Figure data in JSON:
________
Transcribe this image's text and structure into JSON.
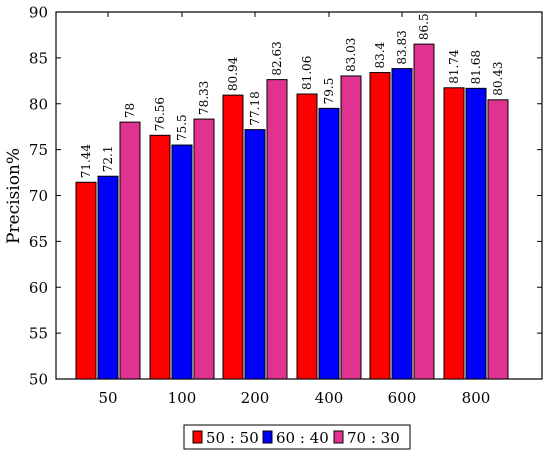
{
  "chart_data": {
    "type": "bar",
    "title": "",
    "xlabel": "",
    "ylabel": "Precision%",
    "ylim": [
      50,
      90
    ],
    "yticks": [
      50,
      55,
      60,
      65,
      70,
      75,
      80,
      85,
      90
    ],
    "grid": false,
    "legend_position": "bottom-center",
    "categories": [
      "50",
      "100",
      "200",
      "400",
      "600",
      "800"
    ],
    "series": [
      {
        "name": "50 : 50",
        "color": "#ff0000",
        "values": [
          71.44,
          76.56,
          80.94,
          81.06,
          83.4,
          81.74
        ]
      },
      {
        "name": "60 : 40",
        "color": "#0000ff",
        "values": [
          72.1,
          75.5,
          77.18,
          79.5,
          83.83,
          81.68
        ]
      },
      {
        "name": "70 : 30",
        "color": "#e0338f",
        "values": [
          78,
          78.33,
          82.63,
          83.03,
          86.5,
          80.43
        ]
      }
    ],
    "data_labels": [
      [
        "71.44",
        "76.56",
        "80.94",
        "81.06",
        "83.4",
        "81.74"
      ],
      [
        "72.1",
        "75.5",
        "77.18",
        "79.5",
        "83.83",
        "81.68"
      ],
      [
        "78",
        "78.33",
        "82.63",
        "83.03",
        "86.5",
        "80.43"
      ]
    ]
  }
}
________
:: Exercise ::
Lines containing the string "color" should be counted; reply with their number and nothing more.

:: Solution ::
3